Copy out the listing that follows, exact in every word, and skip the images.

__Given records__:
================================

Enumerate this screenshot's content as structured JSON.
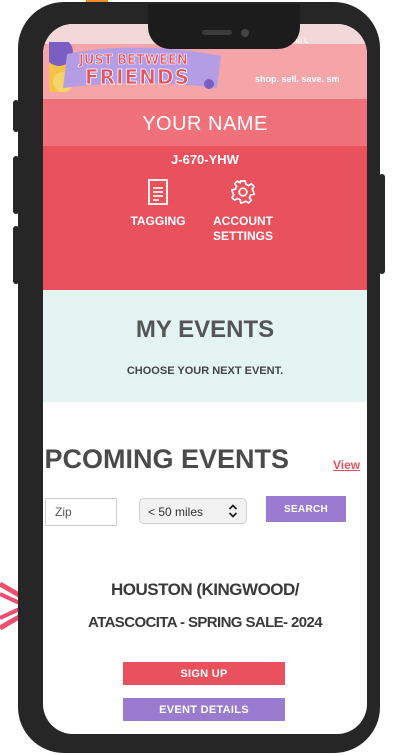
{
  "header": {
    "logo_line1": "JUST BETWEEN",
    "logo_line2": "FRIENDS",
    "tagline": "shop. sell. save. sm",
    "top_links": "ho          L"
  },
  "account": {
    "name": "YOUR NAME",
    "code": "J-670-YHW",
    "menu": [
      {
        "label_line1": "TAGGING",
        "label_line2": "",
        "icon": "document-icon"
      },
      {
        "label_line1": "ACCOUNT",
        "label_line2": "SETTINGS",
        "icon": "gear-icon"
      }
    ]
  },
  "my_events": {
    "title": "MY EVENTS",
    "subtitle": "CHOOSE YOUR NEXT EVENT."
  },
  "upcoming": {
    "title": "UPCOMING EVENTS",
    "view_link": "View"
  },
  "search": {
    "zip_placeholder": "Zip",
    "distance_selected": "< 50 miles",
    "button": "SEARCH"
  },
  "event": {
    "title_line1": "HOUSTON (KINGWOOD/",
    "title_line2": "ATASCOCITA - SPRING SALE- 2024",
    "signup": "SIGN UP",
    "details": "EVENT DETAILS"
  },
  "colors": {
    "accent_red": "#e9525d",
    "accent_pink": "#f0717a",
    "accent_purple": "#9b7bcf",
    "events_bg": "#e3f4f3"
  }
}
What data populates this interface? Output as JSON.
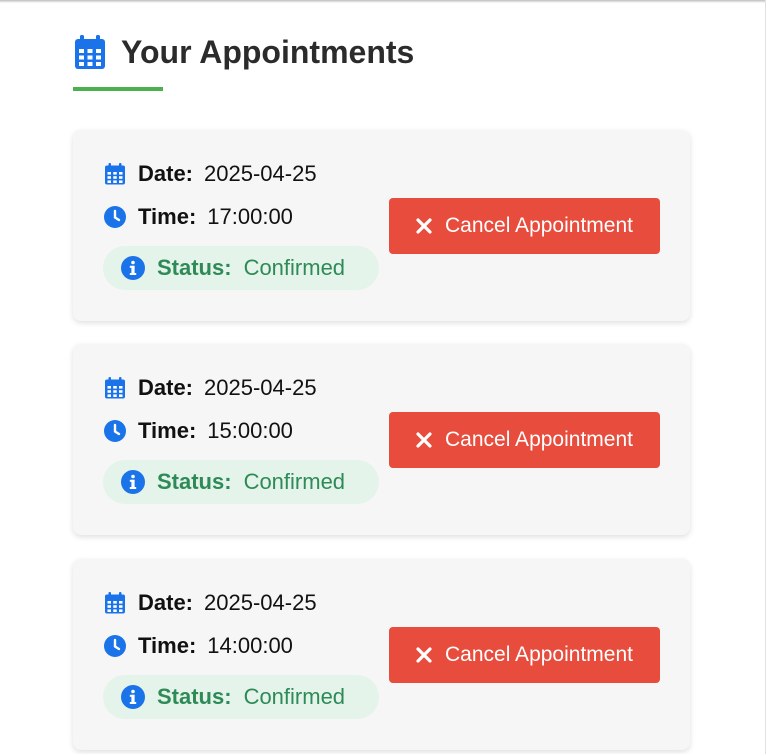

================================

__Task result__:
Enumerate this screenshot's content as structured JSON.
{
  "header": {
    "logo_line1": "JUST BETWEEN",
    "logo_line2": "FRIENDS",
    "tagline": "shop. sell. save. sm",
    "top_links": "ho          L"
  },
  "account": {
    "name": "YOUR NAME",
    "code": "J-670-YHW",
    "menu": [
      {
        "label_line1": "TAGGING",
        "label_line2": "",
        "icon": "document-icon"
      },
      {
        "label_line1": "ACCOUNT",
        "label_line2": "SETTINGS",
        "icon": "gear-icon"
      }
    ]
  },
  "my_events": {
    "title": "MY EVENTS",
    "subtitle": "CHOOSE YOUR NEXT EVENT."
  },
  "upcoming": {
    "title": "UPCOMING EVENTS",
    "view_link": "View"
  },
  "search": {
    "zip_placeholder": "Zip",
    "distance_selected": "< 50 miles",
    "button": "SEARCH"
  },
  "event": {
    "title_line1": "HOUSTON (KINGWOOD/",
    "title_line2": "ATASCOCITA - SPRING SALE- 2024",
    "signup": "SIGN UP",
    "details": "EVENT DETAILS"
  },
  "colors": {
    "accent_red": "#e9525d",
    "accent_pink": "#f0717a",
    "accent_purple": "#9b7bcf",
    "events_bg": "#e3f4f3"
  }
}
What data populates this interface? Output as JSON.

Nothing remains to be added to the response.